* [WORK TO BE COMPLETED] Extract every entry word for word.

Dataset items
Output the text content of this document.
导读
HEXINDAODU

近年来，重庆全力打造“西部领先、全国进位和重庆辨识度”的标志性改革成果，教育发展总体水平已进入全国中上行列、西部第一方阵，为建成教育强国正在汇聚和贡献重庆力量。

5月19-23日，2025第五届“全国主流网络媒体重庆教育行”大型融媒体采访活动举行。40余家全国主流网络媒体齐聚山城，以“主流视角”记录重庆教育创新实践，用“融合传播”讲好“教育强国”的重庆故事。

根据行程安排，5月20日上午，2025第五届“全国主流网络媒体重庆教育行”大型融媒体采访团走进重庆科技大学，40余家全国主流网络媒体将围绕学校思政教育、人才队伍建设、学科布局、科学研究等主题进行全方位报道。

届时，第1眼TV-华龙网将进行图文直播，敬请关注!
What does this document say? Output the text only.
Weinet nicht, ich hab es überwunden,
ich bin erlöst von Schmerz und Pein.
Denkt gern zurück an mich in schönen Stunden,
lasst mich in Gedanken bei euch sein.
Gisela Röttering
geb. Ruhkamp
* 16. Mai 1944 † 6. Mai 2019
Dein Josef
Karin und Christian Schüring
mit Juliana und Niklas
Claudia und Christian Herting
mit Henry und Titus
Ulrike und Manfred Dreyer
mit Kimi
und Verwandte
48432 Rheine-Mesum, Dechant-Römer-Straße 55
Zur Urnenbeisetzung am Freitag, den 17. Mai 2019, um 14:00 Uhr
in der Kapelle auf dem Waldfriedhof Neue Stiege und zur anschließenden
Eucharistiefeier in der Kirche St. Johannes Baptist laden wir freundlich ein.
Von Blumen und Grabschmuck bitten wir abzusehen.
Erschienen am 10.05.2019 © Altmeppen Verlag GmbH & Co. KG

* [EXERCISE ANSWER]
Output the text content of this document.
导读
HEXINDAODU

近年来，重庆全力打造“西部领先、全国进位和重庆辨识度”的标志性改革成果，教育发展总体水平已进入全国中上行列、西部第一方阵，为建成教育强国正在汇聚和贡献重庆力量。

5月19-23日，2025第五届“全国主流网络媒体重庆教育行”大型融媒体采访活动举行。40余家全国主流网络媒体齐聚山城，以“主流视角”记录重庆教育创新实践，用“融合传播”讲好“教育强国”的重庆故事。

根据行程安排，5月20日上午，2025第五届“全国主流网络媒体重庆教育行”大型融媒体采访团走进重庆科技大学，40余家全国主流网络媒体将围绕学校思政教育、人才队伍建设、学科布局、科学研究等主题进行全方位报道。

届时，第1眼TV-华龙网将进行图文直播，敬请关注!
What does this document say? Output the text only.
Weinet nicht, ich hab es überwunden,
ich bin erlöst von Schmerz und Pein.
Denkt gern zurück an mich in schönen Stunden,
lasst mich in Gedanken bei euch sein.
Gisela Röttering
geb. Ruhkamp
* 16. Mai 1944 † 6. Mai 2019
Dein Josef
Karin und Christian Schüring
mit Juliana und Niklas
Claudia und Christian Herting
mit Henry und Titus
Ulrike und Manfred Dreyer
mit Kimi
und Verwandte
48432 Rheine-Mesum, Dechant-Römer-Straße 55
Zur Urnenbeisetzung am Freitag, den 17. Mai 2019, um 14:00 Uhr
in der Kapelle auf dem Waldfriedhof Neue Stiege und zur anschließenden
Eucharistiefeier in der Kirche St. Johannes Baptist laden wir freundlich ein.
Von Blumen und Grabschmuck bitten wir abzusehen.
Erschienen am 10.05.2019 © Altmeppen Verlag GmbH & Co. KG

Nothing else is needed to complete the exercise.